▶ Set task
From the post on Blue Murder, reproduce word for word the passage between "Only a few years" and "own self-titled album.", inclusive.

++++ Selection

Thursday, June 05, 2008

Underappreciated ’80s: Blue Murder, Blue Murder

Pop metal bands multiplied like rabbits during the late ’80s.

Only a few years after the massive chart success of groups like Quiet Riot, Guns N’ Roses, and Bon Jovi, record labels signed anyone with hair and a guitar to meet the demand. It was easy for good bands to get lost in the background noise, especially when they paired quality music with pictures of themselves in ridiculous outfits.

Case in point: Blue Murder.

Guitarist John Sykes (ex-Thin Lizzy) founded Blue Murder after helping David Coverdale’s Whitesnake achieve its largest commercial success with 1987’s Whitesnake. Sykes’ new band, featuring bassist Tony Franklin (ex-The Firm) and drummer Carmine Appice (ex-Vanilla Fudge), came out of the gates strong in 1989 with its own self-titled album.

And what an album it is—apart from the pictures of the band. But let’s focus first on the music.

++++++++
++++ Dataset rows

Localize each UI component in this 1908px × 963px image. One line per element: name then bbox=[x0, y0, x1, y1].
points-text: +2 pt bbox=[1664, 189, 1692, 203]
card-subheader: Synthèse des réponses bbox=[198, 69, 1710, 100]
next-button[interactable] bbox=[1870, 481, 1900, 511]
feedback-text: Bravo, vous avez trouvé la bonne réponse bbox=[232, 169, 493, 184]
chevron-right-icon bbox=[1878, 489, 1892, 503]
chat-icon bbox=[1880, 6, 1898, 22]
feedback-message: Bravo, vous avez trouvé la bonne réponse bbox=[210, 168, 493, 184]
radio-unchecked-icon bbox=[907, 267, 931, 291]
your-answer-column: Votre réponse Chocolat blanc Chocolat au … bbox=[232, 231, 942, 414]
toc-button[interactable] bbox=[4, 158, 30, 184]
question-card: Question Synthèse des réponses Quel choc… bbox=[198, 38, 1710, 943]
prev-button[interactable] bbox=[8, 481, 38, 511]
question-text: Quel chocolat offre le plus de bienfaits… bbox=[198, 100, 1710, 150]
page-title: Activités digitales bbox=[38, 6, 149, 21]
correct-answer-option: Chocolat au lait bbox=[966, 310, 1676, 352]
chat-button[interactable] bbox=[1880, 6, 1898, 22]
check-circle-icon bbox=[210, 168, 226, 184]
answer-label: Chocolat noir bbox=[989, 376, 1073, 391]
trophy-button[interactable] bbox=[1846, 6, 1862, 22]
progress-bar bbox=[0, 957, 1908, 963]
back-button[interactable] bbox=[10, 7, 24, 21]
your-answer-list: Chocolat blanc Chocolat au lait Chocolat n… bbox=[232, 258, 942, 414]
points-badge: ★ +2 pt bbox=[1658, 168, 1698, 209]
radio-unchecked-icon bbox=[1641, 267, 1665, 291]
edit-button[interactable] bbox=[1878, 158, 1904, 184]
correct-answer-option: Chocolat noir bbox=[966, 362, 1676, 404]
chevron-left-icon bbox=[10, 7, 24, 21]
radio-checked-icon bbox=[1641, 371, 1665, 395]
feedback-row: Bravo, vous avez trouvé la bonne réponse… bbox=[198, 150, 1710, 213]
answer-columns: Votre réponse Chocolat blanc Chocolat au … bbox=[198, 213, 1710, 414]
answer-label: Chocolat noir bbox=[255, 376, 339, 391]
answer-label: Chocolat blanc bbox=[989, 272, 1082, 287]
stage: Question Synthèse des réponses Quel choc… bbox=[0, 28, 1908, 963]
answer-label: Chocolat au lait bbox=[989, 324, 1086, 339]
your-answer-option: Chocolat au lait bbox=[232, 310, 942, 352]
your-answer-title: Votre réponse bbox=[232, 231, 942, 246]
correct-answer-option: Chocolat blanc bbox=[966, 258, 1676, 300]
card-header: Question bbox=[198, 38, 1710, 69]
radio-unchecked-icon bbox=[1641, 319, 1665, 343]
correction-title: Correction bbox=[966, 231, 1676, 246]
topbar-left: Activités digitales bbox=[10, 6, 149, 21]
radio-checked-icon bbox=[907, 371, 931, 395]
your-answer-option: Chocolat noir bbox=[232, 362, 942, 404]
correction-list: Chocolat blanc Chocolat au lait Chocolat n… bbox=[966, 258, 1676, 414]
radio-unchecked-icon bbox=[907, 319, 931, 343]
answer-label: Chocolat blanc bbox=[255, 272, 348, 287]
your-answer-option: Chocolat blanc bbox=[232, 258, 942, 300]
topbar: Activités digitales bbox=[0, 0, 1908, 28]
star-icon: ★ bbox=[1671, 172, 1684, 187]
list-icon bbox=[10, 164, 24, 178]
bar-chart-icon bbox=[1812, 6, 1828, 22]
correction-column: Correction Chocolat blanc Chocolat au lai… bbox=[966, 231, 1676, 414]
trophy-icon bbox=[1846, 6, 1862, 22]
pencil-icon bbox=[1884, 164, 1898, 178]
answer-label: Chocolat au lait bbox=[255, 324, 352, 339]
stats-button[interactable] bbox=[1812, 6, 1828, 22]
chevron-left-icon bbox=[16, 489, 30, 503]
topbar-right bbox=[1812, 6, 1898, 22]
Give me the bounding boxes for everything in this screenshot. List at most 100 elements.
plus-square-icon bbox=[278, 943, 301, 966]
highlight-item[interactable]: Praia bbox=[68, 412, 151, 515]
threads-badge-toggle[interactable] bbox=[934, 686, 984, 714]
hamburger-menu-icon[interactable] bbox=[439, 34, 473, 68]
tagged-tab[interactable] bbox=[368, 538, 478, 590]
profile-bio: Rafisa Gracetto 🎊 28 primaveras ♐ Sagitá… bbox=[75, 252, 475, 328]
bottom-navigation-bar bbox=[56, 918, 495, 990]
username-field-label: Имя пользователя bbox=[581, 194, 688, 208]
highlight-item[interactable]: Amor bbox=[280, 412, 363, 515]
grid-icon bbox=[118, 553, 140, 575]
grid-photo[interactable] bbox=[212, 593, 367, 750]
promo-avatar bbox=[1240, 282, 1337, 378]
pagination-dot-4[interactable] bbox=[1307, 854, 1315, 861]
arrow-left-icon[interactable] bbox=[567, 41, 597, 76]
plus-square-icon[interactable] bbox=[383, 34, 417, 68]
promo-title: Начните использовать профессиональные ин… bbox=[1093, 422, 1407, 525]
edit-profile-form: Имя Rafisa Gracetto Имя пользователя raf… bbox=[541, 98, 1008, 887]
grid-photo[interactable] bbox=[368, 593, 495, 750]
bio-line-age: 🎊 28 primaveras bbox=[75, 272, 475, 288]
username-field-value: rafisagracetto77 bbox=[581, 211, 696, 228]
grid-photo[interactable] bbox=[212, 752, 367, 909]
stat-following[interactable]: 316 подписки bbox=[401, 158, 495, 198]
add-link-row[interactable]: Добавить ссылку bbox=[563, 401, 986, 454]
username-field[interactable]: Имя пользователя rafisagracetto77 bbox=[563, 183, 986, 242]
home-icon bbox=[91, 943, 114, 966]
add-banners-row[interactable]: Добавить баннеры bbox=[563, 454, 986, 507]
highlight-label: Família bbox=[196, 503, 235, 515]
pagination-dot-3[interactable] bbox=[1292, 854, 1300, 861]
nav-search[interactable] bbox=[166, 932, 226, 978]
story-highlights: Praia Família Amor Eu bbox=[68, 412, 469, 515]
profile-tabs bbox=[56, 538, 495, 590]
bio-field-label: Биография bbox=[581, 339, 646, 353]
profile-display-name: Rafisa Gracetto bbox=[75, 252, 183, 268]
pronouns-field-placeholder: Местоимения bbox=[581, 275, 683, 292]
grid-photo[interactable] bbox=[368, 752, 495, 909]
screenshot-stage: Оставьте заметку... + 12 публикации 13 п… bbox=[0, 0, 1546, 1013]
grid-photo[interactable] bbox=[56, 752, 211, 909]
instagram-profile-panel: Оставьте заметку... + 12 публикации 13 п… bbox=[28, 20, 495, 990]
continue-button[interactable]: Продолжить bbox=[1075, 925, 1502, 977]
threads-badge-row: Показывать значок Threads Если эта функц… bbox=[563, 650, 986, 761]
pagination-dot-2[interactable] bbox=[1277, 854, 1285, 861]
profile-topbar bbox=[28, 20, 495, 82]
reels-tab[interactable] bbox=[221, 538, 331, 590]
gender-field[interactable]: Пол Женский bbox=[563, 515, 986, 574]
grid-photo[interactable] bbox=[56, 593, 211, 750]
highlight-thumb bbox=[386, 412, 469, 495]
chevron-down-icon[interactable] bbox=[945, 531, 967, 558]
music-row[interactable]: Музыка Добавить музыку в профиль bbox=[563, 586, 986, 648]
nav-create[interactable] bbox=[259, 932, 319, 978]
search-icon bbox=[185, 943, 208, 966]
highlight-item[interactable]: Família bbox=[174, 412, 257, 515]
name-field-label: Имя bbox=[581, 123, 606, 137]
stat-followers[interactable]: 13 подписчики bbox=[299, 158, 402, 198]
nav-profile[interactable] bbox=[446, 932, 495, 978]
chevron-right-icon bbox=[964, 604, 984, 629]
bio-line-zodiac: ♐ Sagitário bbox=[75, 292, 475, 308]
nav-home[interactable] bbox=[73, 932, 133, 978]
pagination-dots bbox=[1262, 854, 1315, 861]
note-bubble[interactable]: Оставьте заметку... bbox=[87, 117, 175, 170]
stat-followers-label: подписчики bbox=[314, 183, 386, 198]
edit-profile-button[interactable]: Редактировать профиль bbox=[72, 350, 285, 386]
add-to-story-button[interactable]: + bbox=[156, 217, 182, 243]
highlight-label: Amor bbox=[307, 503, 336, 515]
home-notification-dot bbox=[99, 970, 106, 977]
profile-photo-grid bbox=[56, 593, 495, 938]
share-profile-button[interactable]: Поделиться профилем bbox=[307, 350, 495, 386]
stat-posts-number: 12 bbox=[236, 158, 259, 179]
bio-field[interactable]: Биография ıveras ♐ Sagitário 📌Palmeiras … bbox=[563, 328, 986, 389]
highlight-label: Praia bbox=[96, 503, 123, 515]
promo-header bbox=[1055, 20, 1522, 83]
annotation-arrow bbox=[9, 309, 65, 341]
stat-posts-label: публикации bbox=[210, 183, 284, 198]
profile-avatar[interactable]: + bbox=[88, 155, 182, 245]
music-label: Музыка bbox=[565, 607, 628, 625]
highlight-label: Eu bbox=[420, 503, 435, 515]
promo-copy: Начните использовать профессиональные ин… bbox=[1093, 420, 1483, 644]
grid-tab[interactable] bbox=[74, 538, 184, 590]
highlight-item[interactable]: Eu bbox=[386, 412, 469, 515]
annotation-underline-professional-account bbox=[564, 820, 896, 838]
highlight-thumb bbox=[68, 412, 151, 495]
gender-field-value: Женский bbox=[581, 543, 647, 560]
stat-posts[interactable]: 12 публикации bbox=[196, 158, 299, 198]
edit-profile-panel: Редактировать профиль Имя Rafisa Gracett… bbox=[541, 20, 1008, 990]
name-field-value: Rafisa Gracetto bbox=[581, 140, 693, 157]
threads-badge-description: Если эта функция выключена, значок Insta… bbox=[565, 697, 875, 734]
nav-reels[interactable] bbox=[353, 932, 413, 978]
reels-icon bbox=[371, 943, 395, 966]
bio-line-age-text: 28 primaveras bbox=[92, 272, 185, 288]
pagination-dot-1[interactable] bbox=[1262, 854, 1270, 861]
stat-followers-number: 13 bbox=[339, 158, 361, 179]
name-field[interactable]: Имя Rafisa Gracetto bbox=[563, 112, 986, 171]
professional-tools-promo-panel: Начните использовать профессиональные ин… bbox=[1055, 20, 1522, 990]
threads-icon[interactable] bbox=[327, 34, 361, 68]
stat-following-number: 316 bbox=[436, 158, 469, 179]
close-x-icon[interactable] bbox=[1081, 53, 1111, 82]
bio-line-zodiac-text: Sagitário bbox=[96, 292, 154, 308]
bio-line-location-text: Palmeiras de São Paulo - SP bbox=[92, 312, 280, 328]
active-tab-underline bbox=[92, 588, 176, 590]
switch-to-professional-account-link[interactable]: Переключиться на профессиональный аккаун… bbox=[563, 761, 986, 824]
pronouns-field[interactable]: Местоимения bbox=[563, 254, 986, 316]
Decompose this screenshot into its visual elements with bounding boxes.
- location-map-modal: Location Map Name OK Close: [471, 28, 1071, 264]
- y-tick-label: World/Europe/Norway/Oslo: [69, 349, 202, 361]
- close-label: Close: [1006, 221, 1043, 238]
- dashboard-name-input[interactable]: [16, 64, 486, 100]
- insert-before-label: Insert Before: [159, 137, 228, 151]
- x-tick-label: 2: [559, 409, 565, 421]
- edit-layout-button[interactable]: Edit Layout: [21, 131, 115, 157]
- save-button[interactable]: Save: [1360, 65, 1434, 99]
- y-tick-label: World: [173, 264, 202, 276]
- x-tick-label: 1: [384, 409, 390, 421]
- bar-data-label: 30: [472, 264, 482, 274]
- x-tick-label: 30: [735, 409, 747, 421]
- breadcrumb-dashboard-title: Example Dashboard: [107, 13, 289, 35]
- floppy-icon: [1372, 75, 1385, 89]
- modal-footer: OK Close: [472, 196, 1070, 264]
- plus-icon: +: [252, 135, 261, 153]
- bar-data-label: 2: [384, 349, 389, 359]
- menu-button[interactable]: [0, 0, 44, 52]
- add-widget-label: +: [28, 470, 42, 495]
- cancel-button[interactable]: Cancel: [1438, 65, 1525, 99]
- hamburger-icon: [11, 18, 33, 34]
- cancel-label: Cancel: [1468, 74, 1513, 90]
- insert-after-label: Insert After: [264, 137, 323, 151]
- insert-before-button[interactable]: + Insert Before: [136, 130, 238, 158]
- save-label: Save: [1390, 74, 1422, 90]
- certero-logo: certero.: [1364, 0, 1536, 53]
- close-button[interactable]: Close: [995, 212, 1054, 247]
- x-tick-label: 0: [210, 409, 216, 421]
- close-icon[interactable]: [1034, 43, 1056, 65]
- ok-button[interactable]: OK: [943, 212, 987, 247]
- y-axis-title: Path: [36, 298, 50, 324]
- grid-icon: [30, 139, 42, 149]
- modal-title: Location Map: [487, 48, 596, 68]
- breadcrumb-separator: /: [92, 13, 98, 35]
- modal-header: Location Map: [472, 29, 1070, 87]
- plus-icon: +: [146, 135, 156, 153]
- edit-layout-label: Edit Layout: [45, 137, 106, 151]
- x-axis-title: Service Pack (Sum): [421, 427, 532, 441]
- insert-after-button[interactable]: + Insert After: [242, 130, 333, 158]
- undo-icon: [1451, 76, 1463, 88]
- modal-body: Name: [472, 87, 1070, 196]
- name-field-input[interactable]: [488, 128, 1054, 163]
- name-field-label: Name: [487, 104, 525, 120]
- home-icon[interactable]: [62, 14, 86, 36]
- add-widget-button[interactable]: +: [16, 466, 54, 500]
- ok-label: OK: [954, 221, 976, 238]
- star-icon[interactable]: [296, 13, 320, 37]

++++++++

▶ Final result
Only a few years after the massive chart success of groups like Quiet Riot, Guns N’ Roses, and Bon Jovi, record labels signed anyone with hair and a guitar to meet the demand. It was easy for good bands to get lost in the background noise, especially when they paired quality music with pictures of themselves in ridiculous outfits.

Case in point: Blue Murder.

Guitarist John Sykes (ex-Thin Lizzy) founded Blue Murder after helping David Coverdale’s Whitesnake achieve its largest commercial success with 1987’s Whitesnake. Sykes’ new band, featuring bassist Tony Franklin (ex-The Firm) and drummer Carmine Appice (ex-Vanilla Fudge), came out of the gates strong in 1989 with its own self-titled album.